Repeat every entry in the listing below, exactly.

#### DATASET EXTRACT ####

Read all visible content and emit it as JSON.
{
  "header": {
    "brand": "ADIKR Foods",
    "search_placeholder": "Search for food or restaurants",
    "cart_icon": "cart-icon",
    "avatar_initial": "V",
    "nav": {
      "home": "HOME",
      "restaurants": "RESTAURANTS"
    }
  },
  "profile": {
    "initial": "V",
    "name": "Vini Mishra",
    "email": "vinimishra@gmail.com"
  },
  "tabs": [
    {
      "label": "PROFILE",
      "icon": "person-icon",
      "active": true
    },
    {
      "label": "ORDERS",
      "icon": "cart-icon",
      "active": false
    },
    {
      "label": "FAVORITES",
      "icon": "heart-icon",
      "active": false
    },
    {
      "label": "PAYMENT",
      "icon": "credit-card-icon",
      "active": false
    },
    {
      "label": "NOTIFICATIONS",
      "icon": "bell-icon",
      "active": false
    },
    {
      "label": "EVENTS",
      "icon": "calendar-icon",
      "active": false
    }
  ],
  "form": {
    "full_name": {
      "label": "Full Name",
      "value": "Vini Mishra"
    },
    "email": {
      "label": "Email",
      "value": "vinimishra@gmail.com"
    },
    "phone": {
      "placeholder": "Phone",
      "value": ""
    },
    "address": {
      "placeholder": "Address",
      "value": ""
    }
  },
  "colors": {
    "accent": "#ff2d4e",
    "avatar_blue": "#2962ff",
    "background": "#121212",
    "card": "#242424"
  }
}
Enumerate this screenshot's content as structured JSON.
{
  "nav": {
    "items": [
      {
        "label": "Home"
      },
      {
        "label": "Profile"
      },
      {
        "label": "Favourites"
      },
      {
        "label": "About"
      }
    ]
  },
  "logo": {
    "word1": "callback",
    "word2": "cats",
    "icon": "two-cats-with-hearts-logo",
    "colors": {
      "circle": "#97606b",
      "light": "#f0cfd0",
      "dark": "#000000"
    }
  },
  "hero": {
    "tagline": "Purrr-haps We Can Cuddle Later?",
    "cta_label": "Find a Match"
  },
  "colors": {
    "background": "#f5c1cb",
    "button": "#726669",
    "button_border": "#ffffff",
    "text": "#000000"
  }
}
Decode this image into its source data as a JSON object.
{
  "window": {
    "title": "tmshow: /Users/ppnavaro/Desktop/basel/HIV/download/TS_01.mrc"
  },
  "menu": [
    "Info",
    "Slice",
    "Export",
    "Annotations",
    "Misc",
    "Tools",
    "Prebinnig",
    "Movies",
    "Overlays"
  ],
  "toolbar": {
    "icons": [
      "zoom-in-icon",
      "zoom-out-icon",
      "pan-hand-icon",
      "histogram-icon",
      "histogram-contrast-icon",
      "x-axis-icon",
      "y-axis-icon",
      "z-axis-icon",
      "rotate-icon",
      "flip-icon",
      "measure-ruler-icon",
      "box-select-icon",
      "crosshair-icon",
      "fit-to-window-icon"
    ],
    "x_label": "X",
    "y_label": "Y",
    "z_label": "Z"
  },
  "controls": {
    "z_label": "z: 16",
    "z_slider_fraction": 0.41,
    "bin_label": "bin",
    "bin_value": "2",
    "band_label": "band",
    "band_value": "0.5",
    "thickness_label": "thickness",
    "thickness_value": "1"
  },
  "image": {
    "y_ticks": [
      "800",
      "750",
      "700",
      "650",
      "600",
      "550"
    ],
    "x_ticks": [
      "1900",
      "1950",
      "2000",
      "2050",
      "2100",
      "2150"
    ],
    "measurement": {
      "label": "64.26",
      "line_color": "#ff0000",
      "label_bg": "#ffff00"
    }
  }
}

####

● **RESPONSE TO THIS TASK**
Read all visible content and emit it as JSON.
{
  "header": {
    "brand": "ADIKR Foods",
    "search_placeholder": "Search for food or restaurants",
    "cart_icon": "cart-icon",
    "avatar_initial": "V",
    "nav": {
      "home": "HOME",
      "restaurants": "RESTAURANTS"
    }
  },
  "profile": {
    "initial": "V",
    "name": "Vini Mishra",
    "email": "vinimishra@gmail.com"
  },
  "tabs": [
    {
      "label": "PROFILE",
      "icon": "person-icon",
      "active": true
    },
    {
      "label": "ORDERS",
      "icon": "cart-icon",
      "active": false
    },
    {
      "label": "FAVORITES",
      "icon": "heart-icon",
      "active": false
    },
    {
      "label": "PAYMENT",
      "icon": "credit-card-icon",
      "active": false
    },
    {
      "label": "NOTIFICATIONS",
      "icon": "bell-icon",
      "active": false
    },
    {
      "label": "EVENTS",
      "icon": "calendar-icon",
      "active": false
    }
  ],
  "form": {
    "full_name": {
      "label": "Full Name",
      "value": "Vini Mishra"
    },
    "email": {
      "label": "Email",
      "value": "vinimishra@gmail.com"
    },
    "phone": {
      "placeholder": "Phone",
      "value": ""
    },
    "address": {
      "placeholder": "Address",
      "value": ""
    }
  },
  "colors": {
    "accent": "#ff2d4e",
    "avatar_blue": "#2962ff",
    "background": "#121212",
    "card": "#242424"
  }
}
Enumerate this screenshot's content as structured JSON.
{
  "nav": {
    "items": [
      {
        "label": "Home"
      },
      {
        "label": "Profile"
      },
      {
        "label": "Favourites"
      },
      {
        "label": "About"
      }
    ]
  },
  "logo": {
    "word1": "callback",
    "word2": "cats",
    "icon": "two-cats-with-hearts-logo",
    "colors": {
      "circle": "#97606b",
      "light": "#f0cfd0",
      "dark": "#000000"
    }
  },
  "hero": {
    "tagline": "Purrr-haps We Can Cuddle Later?",
    "cta_label": "Find a Match"
  },
  "colors": {
    "background": "#f5c1cb",
    "button": "#726669",
    "button_border": "#ffffff",
    "text": "#000000"
  }
}
Decode this image into its source data as a JSON object.
{
  "window": {
    "title": "tmshow: /Users/ppnavaro/Desktop/basel/HIV/download/TS_01.mrc"
  },
  "menu": [
    "Info",
    "Slice",
    "Export",
    "Annotations",
    "Misc",
    "Tools",
    "Prebinnig",
    "Movies",
    "Overlays"
  ],
  "toolbar": {
    "icons": [
      "zoom-in-icon",
      "zoom-out-icon",
      "pan-hand-icon",
      "histogram-icon",
      "histogram-contrast-icon",
      "x-axis-icon",
      "y-axis-icon",
      "z-axis-icon",
      "rotate-icon",
      "flip-icon",
      "measure-ruler-icon",
      "box-select-icon",
      "crosshair-icon",
      "fit-to-window-icon"
    ],
    "x_label": "X",
    "y_label": "Y",
    "z_label": "Z"
  },
  "controls": {
    "z_label": "z: 16",
    "z_slider_fraction": 0.41,
    "bin_label": "bin",
    "bin_value": "2",
    "band_label": "band",
    "band_value": "0.5",
    "thickness_label": "thickness",
    "thickness_value": "1"
  },
  "image": {
    "y_ticks": [
      "800",
      "750",
      "700",
      "650",
      "600",
      "550"
    ],
    "x_ticks": [
      "1900",
      "1950",
      "2000",
      "2050",
      "2100",
      "2150"
    ],
    "measurement": {
      "label": "64.26",
      "line_color": "#ff0000",
      "label_bg": "#ffff00"
    }
  }
}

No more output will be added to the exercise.